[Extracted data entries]

----

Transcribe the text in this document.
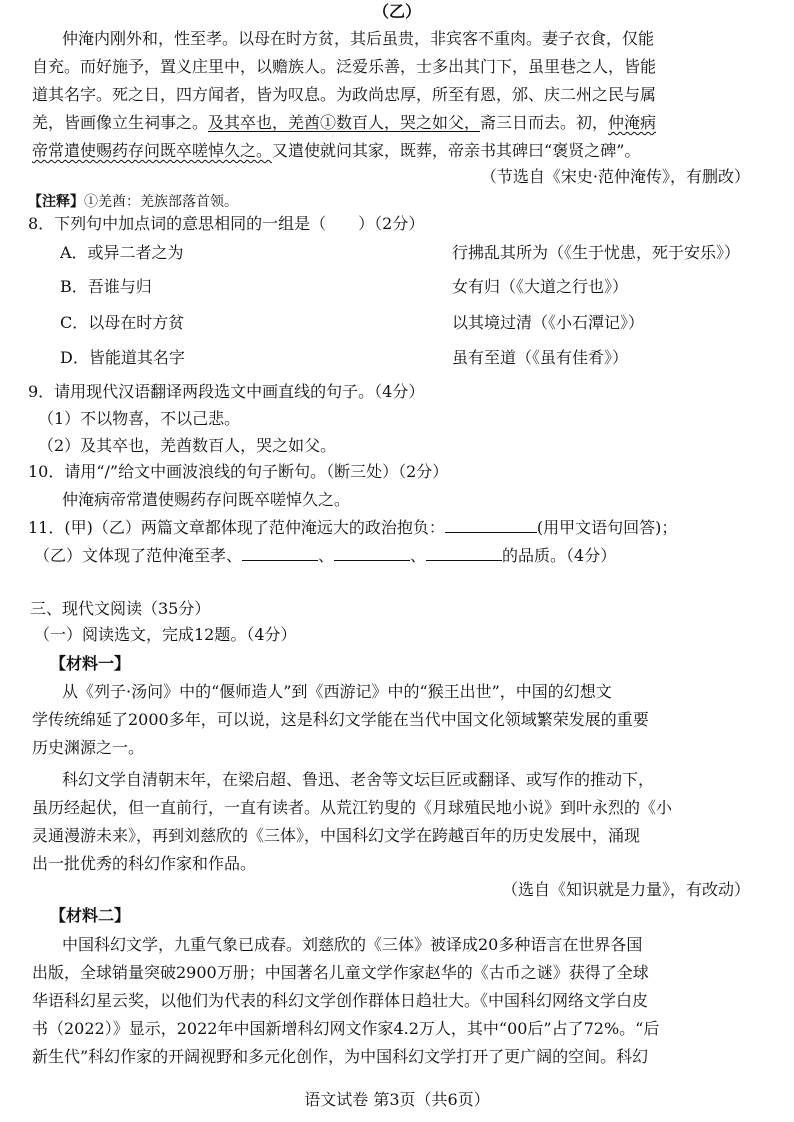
（乙）
仲淹内刚外和，性至孝。以母在时方贫，其后虽贵，非宾客不重肉。妻子衣食，仅能
自充。而好施予，置义庄里中，以赡族人。泛爱乐善，士多出其门下，虽里巷之人，皆能
道其名字。死之日，四方闻者，皆为叹息。为政尚忠厚，所至有恩，邠、庆二州之民与属
羌，皆画像立生祠事之。及其卒也，羌酋①数百人，哭之如父，斋三日而去。初，仲淹病
帝常遣使赐药存问既卒嗟悼久之。又遣使就问其家，既葬，帝亲书其碑曰“褒贤之碑”。
（节选自《宋史·范仲淹传》，有删改）
【注释】①羌酋：羌族部落首领。
8．下列句中加点词的意思相同的一组是（　　）（2分）
A．或异二者之为	行拂乱其所为（《生于忧患，死于安乐》）
B．吾谁与归	女有归（《大道之行也》）
C．以母在时方贫	以其境过清（《小石潭记》）
D．皆能道其名字	虽有至道（《虽有佳肴》）
9．请用现代汉语翻译两段选文中画直线的句子。（4分）
（1）不以物喜，不以己悲。
（2）及其卒也，羌酋数百人，哭之如父。
10．请用“/”给文中画波浪线的句子断句。（断三处）（2分）
仲淹病帝常遣使赐药存问既卒嗟悼久之。
11．(甲)（乙）两篇文章都体现了范仲淹远大的政治抱负：	(用甲文语句回答)；
（乙）文体现了范仲淹至孝、	、	、	的品质。（4分）
三、现代文阅读（35分）
（一）阅读选文，完成12题。（4分）
【材料一】
从《列子·汤问》中的“偃师造人”到《西游记》中的“猴王出世”，中国的幻想文
学传统绵延了2000多年，可以说，这是科幻文学能在当代中国文化领域繁荣发展的重要
历史渊源之一。
科幻文学自清朝末年，在梁启超、鲁迅、老舍等文坛巨匠或翻译、或写作的推动下，
虽历经起伏，但一直前行，一直有读者。从荒江钓叟的《月球殖民地小说》到叶永烈的《小
灵通漫游未来》，再到刘慈欣的《三体》，中国科幻文学在跨越百年的历史发展中，涌现
出一批优秀的科幻作家和作品。
（选自《知识就是力量》，有改动）
【材料二】
中国科幻文学，九重气象已成春。刘慈欣的《三体》被译成20多种语言在世界各国
出版，全球销量突破2900万册；中国著名儿童文学作家赵华的《古币之谜》获得了全球
华语科幻星云奖，以他们为代表的科幻文学创作群体日趋壮大。《中国科幻网络文学白皮
书（2022）》显示，2022年中国新增科幻网文作家4.2万人，其中“00后”占了72%。“后
新生代”科幻作家的开阔视野和多元化创作，为中国科幻文学打开了更广阔的空间。科幻
语文试卷 第3页（共6页）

----

Work required: Filter the data, keeping only the lines that contain "哭之如父".

Result for this exercise:
羌，皆画像立生祠事之。及其卒也，羌酋①数百人，哭之如父，斋三日而去。初，仲淹病
（2）及其卒也，羌酋数百人，哭之如父。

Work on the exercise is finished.